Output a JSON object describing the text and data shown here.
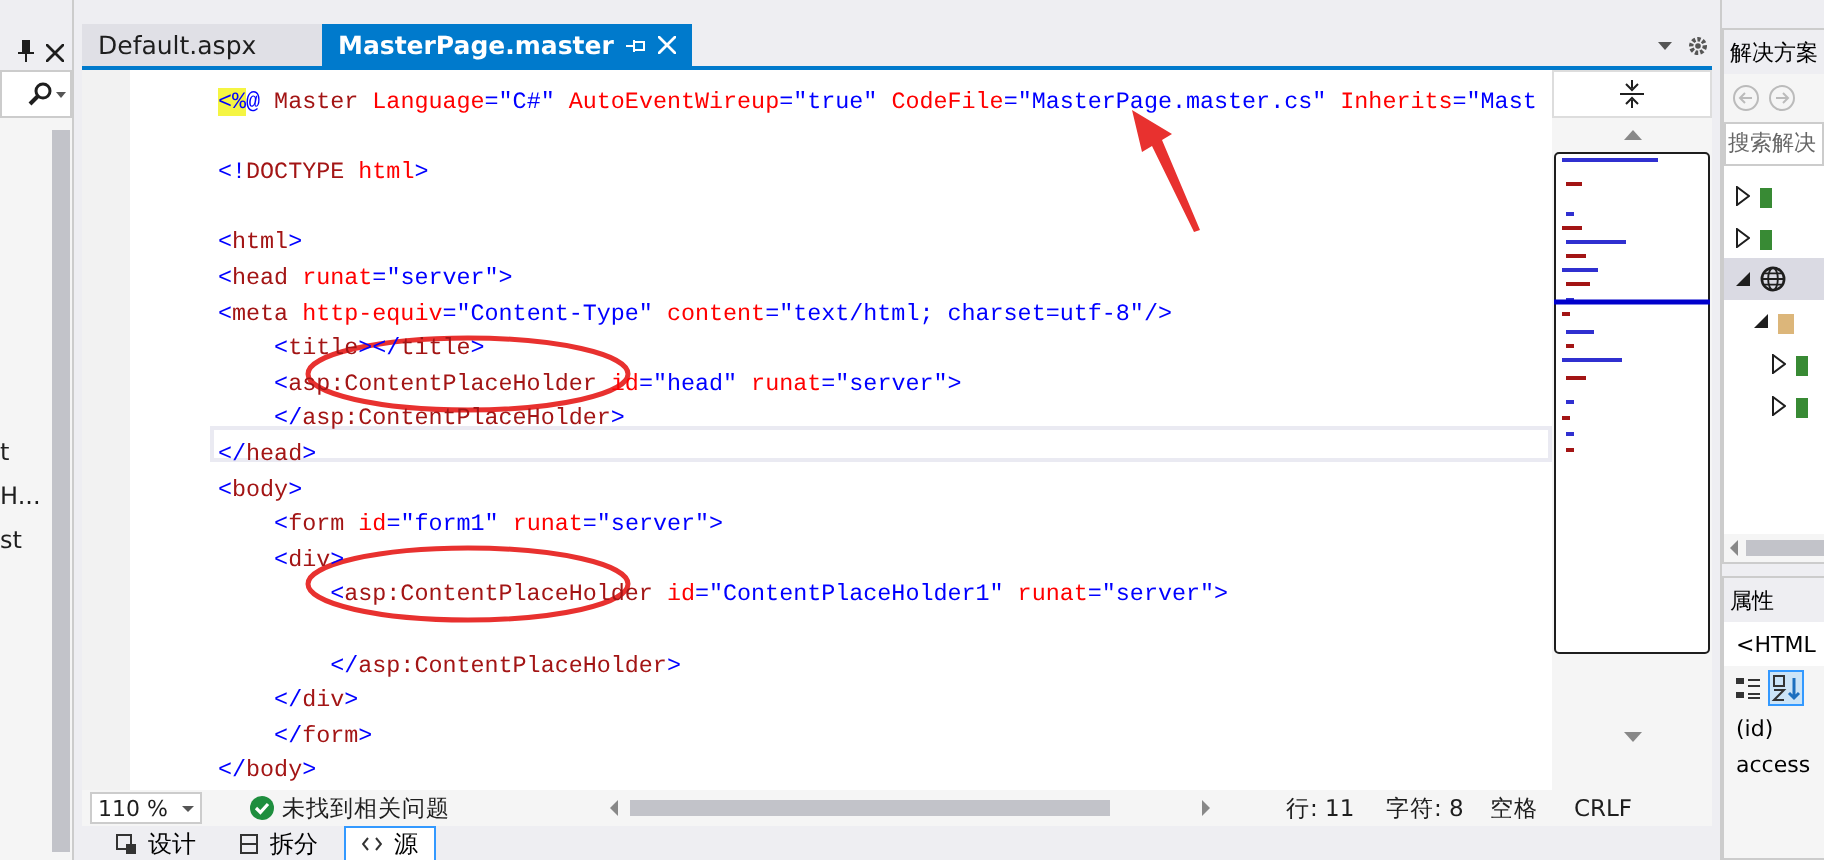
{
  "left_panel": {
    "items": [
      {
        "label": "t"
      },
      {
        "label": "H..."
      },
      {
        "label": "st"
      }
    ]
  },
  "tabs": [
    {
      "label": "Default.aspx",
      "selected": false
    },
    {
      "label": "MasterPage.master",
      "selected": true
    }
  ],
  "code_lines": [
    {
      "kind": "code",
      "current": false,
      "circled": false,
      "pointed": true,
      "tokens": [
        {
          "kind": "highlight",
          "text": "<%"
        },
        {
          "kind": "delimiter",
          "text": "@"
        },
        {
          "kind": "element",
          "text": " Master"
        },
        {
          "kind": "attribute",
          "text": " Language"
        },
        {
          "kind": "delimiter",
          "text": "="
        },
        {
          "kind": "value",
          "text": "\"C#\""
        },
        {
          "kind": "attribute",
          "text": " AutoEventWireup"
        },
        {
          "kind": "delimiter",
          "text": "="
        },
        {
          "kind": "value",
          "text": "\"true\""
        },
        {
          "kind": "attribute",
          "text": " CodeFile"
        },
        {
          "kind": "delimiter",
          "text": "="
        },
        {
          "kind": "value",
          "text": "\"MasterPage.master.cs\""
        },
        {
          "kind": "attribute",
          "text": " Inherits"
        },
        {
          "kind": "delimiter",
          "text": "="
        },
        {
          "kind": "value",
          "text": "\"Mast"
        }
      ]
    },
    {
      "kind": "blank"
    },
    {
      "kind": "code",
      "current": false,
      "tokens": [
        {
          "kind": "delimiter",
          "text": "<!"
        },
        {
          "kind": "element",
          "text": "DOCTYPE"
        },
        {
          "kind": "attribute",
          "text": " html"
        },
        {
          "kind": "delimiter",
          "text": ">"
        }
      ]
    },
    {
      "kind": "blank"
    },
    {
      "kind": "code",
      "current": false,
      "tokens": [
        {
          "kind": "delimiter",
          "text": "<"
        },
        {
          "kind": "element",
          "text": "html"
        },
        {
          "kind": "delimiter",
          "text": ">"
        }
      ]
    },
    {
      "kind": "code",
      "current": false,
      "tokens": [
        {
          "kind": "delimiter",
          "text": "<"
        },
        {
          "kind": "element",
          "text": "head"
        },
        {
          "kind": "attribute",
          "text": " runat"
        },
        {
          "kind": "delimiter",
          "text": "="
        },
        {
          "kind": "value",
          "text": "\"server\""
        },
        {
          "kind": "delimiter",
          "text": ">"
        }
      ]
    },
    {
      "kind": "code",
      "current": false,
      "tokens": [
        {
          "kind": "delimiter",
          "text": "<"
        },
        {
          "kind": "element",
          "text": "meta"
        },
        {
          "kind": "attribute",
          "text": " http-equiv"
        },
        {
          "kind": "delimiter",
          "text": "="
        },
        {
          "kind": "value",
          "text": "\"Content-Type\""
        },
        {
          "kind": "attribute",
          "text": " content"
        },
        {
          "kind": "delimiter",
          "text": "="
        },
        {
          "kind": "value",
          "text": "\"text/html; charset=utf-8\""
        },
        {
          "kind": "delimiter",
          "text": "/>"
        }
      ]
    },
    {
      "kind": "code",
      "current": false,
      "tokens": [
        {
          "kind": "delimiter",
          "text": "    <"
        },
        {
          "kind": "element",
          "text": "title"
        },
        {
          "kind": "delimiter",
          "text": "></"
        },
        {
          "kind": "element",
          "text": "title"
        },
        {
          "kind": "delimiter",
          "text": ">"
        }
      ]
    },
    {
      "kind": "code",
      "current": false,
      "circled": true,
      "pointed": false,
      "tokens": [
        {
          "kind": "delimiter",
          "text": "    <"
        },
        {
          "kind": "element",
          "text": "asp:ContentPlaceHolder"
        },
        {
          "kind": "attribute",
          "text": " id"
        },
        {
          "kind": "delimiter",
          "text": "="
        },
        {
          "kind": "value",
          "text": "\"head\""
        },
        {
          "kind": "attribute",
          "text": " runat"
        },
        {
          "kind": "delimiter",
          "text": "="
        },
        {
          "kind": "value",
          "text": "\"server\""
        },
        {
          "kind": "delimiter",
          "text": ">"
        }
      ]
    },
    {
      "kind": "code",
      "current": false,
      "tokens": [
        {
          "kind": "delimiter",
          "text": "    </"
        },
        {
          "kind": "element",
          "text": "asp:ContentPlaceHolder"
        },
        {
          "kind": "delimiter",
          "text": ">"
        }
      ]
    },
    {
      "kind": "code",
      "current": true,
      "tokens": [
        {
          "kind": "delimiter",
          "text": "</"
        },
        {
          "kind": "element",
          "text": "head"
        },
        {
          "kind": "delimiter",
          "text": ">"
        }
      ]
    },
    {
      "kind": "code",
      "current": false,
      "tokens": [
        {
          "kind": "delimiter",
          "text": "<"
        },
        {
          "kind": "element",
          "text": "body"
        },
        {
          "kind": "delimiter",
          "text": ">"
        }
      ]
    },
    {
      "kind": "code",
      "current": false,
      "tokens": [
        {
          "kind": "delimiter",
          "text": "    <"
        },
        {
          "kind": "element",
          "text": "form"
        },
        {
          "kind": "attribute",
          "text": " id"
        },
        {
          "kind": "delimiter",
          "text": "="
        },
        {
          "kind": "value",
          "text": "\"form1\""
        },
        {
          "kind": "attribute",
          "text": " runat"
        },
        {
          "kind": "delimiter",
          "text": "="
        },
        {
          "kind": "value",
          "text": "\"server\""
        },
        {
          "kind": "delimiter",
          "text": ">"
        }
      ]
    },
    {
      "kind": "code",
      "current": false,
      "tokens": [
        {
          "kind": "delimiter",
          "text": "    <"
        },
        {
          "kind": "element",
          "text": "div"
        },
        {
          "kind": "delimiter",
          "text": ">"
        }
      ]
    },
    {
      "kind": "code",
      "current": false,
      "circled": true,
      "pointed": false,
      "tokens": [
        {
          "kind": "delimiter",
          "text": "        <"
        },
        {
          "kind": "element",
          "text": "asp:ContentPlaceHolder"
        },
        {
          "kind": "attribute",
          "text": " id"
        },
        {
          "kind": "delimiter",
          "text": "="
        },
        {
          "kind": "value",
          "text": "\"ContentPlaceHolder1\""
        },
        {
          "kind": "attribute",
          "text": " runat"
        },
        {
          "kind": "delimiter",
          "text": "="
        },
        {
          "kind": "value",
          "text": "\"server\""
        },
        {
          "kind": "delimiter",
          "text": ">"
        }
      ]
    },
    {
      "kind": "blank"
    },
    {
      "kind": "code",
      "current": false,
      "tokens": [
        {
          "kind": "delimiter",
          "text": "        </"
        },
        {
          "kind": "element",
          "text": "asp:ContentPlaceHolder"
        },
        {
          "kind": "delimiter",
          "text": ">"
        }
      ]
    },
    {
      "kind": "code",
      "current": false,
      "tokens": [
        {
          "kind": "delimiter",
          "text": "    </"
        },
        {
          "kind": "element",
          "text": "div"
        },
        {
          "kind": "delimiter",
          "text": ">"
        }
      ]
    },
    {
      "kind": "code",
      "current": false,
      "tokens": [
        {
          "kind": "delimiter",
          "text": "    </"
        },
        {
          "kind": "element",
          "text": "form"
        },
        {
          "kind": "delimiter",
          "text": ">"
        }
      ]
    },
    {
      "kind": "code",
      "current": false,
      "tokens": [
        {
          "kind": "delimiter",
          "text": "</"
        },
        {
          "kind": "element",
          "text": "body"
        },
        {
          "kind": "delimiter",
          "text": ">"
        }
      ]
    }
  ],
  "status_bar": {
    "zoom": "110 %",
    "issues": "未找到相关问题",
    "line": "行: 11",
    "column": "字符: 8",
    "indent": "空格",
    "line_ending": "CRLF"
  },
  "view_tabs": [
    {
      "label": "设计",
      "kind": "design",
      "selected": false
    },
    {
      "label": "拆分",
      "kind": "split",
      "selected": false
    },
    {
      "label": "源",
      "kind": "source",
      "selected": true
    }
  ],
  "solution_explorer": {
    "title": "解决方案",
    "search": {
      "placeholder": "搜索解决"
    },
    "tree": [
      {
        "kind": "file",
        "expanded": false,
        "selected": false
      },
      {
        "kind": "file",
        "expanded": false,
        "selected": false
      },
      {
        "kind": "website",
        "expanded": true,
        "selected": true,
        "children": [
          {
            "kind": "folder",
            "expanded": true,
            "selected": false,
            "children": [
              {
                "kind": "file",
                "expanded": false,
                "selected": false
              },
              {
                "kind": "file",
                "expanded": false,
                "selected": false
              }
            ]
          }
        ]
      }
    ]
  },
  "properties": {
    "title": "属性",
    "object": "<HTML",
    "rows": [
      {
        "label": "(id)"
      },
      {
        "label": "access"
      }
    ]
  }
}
════════════════════
» Work to be completed
Search the records above for "true". Copy each line where it is found.

» Exercise response
      "selected": true
      "pointed": true,
          "text": "\"true\""
      "circled": true,
      "current": true,
      "circled": true,
      "selected": true
        "expanded": true,
        "selected": true,
            "expanded": true,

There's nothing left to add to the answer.